>> BEGIN

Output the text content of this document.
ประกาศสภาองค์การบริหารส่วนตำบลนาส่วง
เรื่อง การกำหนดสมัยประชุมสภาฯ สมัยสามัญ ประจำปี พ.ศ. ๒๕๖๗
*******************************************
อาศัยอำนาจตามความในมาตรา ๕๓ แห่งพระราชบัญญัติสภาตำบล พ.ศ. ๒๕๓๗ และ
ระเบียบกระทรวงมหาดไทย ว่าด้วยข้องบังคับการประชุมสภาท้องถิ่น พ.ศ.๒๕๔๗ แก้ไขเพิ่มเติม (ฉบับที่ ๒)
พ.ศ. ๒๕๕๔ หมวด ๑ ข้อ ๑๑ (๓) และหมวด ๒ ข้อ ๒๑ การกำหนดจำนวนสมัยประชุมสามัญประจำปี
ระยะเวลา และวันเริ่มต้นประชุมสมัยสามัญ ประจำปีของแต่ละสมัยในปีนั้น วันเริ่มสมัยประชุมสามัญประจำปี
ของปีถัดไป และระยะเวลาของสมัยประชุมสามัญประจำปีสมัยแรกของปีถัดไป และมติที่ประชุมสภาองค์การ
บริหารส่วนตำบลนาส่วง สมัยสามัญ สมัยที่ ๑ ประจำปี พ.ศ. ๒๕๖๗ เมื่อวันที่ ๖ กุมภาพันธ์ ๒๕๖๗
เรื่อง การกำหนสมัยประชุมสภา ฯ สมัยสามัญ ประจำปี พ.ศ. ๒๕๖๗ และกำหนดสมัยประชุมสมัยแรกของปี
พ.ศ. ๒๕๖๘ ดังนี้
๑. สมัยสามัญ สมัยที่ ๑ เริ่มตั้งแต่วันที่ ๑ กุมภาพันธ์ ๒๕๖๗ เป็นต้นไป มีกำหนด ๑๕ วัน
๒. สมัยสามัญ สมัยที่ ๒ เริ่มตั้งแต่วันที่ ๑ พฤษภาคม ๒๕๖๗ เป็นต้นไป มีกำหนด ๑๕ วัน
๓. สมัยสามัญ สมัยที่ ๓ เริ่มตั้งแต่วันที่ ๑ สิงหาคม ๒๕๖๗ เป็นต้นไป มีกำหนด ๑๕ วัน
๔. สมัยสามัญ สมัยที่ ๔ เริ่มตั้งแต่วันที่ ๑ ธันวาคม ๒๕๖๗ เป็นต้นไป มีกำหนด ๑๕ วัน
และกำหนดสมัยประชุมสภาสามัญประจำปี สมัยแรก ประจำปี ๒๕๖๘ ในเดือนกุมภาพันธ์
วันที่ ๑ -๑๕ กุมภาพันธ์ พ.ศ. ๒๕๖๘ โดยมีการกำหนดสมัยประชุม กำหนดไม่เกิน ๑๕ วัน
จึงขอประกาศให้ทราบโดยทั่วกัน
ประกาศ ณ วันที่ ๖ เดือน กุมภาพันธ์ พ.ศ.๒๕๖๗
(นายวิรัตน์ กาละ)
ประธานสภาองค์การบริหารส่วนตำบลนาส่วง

>> END
>> BEGIN

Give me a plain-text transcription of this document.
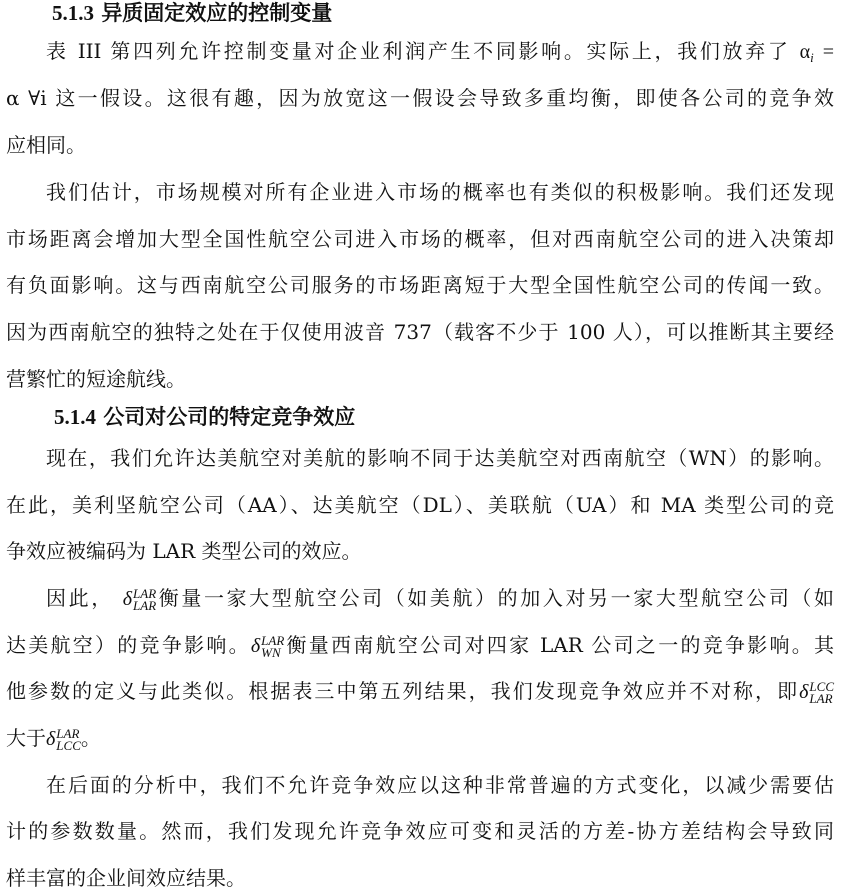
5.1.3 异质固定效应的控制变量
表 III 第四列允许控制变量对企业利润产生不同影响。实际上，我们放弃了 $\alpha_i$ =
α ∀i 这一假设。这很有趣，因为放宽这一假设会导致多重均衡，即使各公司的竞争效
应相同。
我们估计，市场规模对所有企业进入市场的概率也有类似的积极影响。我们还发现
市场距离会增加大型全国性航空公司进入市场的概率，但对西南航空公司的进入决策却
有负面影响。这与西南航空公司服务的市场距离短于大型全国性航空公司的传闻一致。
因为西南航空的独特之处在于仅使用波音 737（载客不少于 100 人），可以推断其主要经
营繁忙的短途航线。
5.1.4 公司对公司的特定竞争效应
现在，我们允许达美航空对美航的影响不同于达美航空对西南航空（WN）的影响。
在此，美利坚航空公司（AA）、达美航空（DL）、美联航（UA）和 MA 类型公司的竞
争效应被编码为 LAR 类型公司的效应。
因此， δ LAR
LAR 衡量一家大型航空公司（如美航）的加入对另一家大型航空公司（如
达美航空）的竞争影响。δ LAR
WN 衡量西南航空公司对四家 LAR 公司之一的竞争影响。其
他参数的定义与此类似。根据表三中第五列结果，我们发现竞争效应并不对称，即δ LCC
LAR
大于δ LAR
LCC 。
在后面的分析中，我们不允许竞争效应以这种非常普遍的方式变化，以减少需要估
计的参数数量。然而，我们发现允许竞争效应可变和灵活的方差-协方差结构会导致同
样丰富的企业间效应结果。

>> END
>> BEGIN

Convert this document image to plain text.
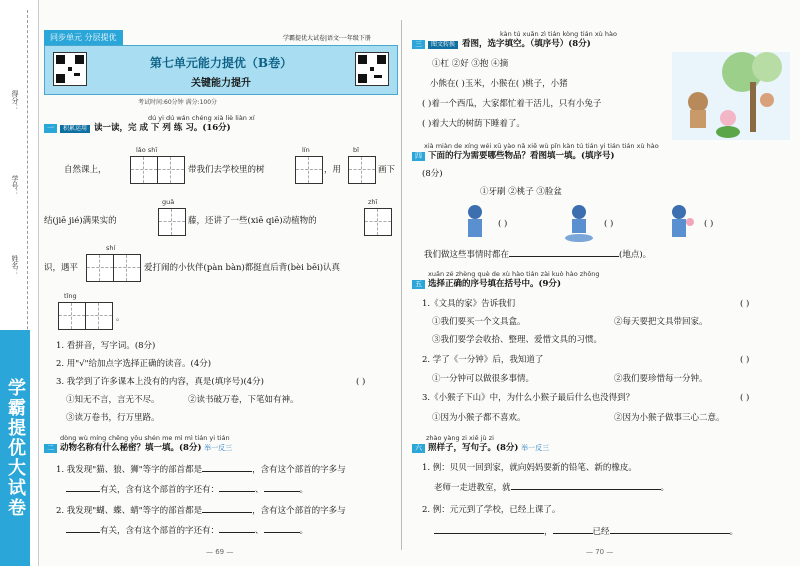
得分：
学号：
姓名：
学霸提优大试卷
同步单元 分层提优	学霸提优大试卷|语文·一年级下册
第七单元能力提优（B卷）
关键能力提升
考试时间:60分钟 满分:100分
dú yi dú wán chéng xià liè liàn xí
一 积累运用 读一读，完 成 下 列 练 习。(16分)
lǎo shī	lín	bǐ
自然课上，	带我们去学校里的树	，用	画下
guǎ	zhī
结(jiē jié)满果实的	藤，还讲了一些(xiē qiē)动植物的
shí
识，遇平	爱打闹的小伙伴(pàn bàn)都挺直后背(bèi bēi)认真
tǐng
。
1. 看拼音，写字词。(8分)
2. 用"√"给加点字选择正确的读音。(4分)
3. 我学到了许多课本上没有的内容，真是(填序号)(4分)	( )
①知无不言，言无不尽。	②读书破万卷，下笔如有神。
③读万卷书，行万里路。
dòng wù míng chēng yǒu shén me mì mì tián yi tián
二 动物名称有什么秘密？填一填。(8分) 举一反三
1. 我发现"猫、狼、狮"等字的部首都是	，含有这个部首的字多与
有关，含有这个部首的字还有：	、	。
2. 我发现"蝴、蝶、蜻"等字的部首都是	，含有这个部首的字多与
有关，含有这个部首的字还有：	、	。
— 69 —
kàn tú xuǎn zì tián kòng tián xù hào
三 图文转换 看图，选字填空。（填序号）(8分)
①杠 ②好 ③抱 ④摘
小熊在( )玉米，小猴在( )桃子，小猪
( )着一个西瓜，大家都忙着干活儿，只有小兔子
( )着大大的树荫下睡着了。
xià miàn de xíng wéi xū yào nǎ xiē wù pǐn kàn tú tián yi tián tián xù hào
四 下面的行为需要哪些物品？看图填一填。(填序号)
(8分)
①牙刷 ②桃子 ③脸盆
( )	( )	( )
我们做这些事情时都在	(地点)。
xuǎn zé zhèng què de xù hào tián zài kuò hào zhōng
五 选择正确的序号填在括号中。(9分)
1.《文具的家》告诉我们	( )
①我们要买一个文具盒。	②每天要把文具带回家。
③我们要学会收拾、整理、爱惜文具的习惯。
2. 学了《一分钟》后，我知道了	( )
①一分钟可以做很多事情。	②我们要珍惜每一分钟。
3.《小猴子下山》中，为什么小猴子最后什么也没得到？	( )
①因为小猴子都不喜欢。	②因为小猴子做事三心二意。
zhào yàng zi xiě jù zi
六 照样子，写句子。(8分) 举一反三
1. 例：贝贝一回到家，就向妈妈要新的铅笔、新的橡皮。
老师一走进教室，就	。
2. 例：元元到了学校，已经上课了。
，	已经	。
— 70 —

>> END

*Short exercise:*
Wherever the word "举一反三" occurs in a line of the listing, copy that line.

*Completed task:*
二 动物名称有什么秘密？填一填。(8分) 举一反三
六 照样子，写句子。(8分) 举一反三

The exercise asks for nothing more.